**Exercise aim**:
Select the lines below containing the word "label".
----- Supplied records -----
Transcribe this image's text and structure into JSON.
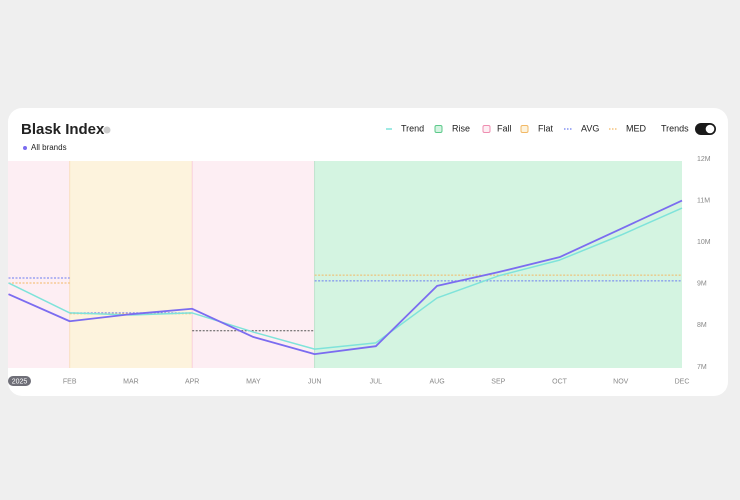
{
  "chart_data": {
    "type": "line",
    "title": "Blask Index",
    "categories": [
      "2025",
      "FEB",
      "MAR",
      "APR",
      "MAY",
      "JUN",
      "JUL",
      "AUG",
      "SEP",
      "OCT",
      "NOV",
      "DEC"
    ],
    "series": [
      {
        "name": "All brands",
        "color": "#7b6cf0",
        "values": [
          8750000,
          8100000,
          8270000,
          8400000,
          7720000,
          7310000,
          7500000,
          8950000,
          9280000,
          9640000,
          10320000,
          11000000
        ]
      },
      {
        "name": "Trend",
        "color": "#7fe3da",
        "values": [
          9020000,
          8300000,
          8250000,
          8300000,
          7840000,
          7430000,
          7580000,
          8660000,
          9190000,
          9570000,
          10170000,
          10820000
        ]
      }
    ],
    "legend_items": [
      {
        "name": "Rise",
        "color": "#5cc98a",
        "fill": "#d4f4e1",
        "shape": "square"
      },
      {
        "name": "Fall",
        "color": "#ef8db0",
        "fill": "#fdeef3",
        "shape": "square"
      },
      {
        "name": "Flat",
        "color": "#f2b865",
        "fill": "#fdf3dd",
        "shape": "square"
      },
      {
        "name": "AVG",
        "color": "#6b7cf0",
        "shape": "dotted"
      },
      {
        "name": "MED",
        "color": "#f2b865",
        "shape": "dotted"
      }
    ],
    "regions": [
      {
        "kind": "Fall",
        "from": "2025",
        "to": "FEB",
        "avg": 9140000,
        "med": 9020000
      },
      {
        "kind": "Flat",
        "from": "FEB",
        "to": "APR",
        "avg": 8300000,
        "med": 8280000
      },
      {
        "kind": "Fall",
        "from": "APR",
        "to": "JUN",
        "avg": 7870000
      },
      {
        "kind": "Rise",
        "from": "JUN",
        "to": "DEC",
        "avg": 9070000,
        "med": 9210000
      }
    ],
    "toggle": {
      "label": "Trends",
      "on": true
    },
    "ylim": [
      7000000,
      12000000
    ],
    "yticks": [
      {
        "value": 7000000,
        "label": "7M"
      },
      {
        "value": 8000000,
        "label": "8M"
      },
      {
        "value": 9000000,
        "label": "9M"
      },
      {
        "value": 10000000,
        "label": "10M"
      },
      {
        "value": 11000000,
        "label": "11M"
      },
      {
        "value": 12000000,
        "label": "12M"
      }
    ]
  }
}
-----
**Task answer**:
      "label": "Trends",
        "label": "7M"
        "label": "8M"
        "label": "9M"
        "label": "10M"
        "label": "11M"
        "label": "12M"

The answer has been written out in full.